### PROMPT
Of the lines in the listing below, how many hold "this"? Answer with the number only.

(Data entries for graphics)
────

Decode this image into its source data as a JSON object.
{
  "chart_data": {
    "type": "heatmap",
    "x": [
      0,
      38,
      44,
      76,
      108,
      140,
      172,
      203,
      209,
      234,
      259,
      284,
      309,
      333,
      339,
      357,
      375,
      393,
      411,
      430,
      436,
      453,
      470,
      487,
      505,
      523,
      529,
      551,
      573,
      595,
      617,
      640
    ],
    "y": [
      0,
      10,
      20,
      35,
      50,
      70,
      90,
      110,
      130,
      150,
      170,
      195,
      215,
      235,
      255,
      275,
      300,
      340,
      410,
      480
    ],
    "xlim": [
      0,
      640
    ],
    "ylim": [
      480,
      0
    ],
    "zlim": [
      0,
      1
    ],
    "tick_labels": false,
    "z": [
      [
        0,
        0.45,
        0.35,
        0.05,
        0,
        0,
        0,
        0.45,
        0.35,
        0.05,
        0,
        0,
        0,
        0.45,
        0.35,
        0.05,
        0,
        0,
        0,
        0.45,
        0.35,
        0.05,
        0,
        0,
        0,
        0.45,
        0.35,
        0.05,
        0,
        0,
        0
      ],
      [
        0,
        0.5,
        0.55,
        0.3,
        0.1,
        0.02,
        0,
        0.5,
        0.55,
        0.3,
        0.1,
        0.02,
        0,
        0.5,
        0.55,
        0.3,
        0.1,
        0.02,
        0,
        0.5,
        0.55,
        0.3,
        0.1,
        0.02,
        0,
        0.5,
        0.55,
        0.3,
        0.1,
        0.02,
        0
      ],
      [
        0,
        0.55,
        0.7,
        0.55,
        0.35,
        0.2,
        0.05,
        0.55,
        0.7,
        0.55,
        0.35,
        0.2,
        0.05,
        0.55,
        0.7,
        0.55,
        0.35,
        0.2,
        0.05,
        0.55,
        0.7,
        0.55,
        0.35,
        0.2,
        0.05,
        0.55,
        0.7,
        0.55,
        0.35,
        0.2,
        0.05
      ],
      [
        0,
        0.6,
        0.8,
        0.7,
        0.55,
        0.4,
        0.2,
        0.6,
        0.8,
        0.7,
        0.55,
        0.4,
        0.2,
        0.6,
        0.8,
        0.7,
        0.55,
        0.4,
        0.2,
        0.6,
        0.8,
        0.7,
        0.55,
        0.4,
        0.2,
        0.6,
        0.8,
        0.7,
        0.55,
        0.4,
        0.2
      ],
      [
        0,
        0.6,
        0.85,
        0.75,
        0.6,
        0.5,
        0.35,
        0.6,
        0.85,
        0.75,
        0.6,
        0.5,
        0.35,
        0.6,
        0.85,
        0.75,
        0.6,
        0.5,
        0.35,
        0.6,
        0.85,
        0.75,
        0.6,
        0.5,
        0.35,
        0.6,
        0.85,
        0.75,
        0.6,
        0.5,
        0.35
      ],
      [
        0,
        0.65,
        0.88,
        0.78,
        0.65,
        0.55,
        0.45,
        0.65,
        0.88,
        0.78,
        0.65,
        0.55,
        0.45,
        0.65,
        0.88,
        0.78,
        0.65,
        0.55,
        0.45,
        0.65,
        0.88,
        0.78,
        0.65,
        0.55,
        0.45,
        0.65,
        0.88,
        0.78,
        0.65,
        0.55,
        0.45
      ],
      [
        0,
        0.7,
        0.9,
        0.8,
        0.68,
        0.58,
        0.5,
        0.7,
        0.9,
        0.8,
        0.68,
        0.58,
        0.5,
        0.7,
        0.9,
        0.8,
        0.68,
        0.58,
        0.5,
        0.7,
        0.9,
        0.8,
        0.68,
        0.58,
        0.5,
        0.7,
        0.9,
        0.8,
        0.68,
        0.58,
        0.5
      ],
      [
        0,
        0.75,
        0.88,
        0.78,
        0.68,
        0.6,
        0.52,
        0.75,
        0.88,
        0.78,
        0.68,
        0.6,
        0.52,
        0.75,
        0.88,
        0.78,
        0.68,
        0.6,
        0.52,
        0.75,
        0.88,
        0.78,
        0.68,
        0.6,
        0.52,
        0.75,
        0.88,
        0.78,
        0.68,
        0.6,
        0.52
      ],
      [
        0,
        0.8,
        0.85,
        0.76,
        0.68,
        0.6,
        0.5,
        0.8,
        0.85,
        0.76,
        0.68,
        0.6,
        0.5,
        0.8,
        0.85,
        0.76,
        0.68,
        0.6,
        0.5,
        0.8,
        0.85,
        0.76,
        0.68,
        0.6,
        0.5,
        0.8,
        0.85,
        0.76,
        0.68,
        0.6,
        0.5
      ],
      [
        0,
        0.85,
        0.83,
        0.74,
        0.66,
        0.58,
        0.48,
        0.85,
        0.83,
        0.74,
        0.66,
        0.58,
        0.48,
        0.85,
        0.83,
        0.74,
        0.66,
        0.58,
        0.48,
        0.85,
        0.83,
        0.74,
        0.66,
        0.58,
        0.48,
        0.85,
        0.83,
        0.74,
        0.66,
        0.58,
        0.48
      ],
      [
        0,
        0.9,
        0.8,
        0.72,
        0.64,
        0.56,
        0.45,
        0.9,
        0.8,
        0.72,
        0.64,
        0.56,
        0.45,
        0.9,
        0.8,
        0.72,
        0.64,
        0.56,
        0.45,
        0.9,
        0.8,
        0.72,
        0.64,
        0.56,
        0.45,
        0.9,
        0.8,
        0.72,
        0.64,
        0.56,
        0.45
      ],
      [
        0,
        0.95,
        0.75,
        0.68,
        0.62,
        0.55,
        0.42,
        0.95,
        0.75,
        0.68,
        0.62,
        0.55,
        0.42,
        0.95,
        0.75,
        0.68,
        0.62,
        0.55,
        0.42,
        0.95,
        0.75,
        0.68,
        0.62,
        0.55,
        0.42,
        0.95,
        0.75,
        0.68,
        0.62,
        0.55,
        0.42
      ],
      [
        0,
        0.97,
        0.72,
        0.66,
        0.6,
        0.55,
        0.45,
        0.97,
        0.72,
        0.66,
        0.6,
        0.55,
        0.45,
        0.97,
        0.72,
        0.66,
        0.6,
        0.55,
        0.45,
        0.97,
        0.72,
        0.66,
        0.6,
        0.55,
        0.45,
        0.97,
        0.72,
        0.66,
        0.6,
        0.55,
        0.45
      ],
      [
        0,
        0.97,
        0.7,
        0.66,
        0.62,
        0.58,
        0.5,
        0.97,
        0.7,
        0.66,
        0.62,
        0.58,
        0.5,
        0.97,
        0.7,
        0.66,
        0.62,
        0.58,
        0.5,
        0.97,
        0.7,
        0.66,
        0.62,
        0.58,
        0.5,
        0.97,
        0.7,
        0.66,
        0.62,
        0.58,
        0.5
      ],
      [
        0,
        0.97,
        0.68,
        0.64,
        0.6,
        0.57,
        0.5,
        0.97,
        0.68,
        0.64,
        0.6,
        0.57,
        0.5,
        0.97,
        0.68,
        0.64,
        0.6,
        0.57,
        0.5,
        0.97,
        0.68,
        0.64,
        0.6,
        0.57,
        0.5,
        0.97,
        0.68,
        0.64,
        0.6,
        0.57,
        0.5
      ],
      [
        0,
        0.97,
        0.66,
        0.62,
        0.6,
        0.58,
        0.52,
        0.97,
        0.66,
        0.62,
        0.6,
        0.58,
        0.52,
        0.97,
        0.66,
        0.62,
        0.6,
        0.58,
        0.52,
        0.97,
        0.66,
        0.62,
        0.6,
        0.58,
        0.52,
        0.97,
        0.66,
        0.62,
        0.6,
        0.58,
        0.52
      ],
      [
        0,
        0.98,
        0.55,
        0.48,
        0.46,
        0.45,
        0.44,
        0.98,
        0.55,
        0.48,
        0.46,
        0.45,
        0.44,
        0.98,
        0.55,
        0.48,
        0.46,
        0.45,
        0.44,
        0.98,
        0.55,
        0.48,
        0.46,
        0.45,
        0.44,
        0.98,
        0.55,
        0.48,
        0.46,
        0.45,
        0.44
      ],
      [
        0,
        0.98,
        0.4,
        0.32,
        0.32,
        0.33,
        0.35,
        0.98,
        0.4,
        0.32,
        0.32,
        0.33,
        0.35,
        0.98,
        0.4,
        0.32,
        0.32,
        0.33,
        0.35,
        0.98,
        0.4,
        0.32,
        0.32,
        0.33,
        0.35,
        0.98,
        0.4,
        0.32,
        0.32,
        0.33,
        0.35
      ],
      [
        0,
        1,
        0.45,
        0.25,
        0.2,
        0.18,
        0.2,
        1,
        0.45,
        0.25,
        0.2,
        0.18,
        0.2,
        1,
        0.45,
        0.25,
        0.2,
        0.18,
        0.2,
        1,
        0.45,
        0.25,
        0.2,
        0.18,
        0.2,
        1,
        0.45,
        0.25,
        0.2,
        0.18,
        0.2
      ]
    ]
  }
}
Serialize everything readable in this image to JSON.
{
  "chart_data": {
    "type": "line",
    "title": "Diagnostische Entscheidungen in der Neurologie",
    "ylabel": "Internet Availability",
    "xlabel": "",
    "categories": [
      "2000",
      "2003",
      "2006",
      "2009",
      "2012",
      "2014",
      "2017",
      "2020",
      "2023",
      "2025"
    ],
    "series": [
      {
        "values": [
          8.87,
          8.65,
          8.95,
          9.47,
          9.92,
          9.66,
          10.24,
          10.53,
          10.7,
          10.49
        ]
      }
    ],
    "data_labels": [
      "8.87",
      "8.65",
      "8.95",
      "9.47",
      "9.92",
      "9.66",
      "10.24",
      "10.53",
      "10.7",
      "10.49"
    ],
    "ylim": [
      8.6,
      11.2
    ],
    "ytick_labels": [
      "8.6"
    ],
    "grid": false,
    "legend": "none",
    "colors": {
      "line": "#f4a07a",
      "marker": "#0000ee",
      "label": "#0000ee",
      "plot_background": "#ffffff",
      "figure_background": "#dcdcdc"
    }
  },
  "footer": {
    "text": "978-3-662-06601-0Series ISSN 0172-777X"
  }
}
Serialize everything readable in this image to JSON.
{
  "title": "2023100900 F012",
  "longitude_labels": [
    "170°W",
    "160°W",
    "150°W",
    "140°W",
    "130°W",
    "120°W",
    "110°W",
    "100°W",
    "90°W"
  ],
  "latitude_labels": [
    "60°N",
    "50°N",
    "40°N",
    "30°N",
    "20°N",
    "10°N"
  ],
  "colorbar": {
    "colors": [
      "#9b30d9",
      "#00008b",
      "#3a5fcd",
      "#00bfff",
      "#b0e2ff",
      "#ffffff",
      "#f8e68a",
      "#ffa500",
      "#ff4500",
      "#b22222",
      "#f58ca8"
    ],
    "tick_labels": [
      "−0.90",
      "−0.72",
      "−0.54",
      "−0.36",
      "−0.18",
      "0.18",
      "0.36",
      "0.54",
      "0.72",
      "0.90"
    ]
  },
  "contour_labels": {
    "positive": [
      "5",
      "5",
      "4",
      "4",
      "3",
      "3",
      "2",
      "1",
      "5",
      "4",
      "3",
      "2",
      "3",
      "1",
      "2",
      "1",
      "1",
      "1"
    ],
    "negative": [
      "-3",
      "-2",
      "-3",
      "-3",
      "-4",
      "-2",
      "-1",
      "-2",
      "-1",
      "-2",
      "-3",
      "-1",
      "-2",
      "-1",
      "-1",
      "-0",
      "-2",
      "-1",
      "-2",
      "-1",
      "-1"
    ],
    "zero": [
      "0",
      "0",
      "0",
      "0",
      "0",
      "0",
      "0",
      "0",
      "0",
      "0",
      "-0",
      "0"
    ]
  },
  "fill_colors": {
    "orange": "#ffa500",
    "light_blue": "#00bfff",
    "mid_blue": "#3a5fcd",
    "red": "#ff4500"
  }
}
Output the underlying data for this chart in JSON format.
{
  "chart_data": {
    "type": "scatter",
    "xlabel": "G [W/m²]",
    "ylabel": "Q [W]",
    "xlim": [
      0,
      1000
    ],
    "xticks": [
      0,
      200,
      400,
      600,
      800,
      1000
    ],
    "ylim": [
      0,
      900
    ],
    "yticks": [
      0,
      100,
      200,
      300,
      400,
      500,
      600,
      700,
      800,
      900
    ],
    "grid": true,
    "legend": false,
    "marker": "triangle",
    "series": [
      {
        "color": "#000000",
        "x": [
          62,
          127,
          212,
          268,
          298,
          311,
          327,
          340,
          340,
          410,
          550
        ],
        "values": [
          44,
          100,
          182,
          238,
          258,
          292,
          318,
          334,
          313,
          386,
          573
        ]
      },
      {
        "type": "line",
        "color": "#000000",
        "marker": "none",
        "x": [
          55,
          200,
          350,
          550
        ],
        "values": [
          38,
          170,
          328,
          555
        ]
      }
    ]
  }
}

────

### FINAL RESULT
4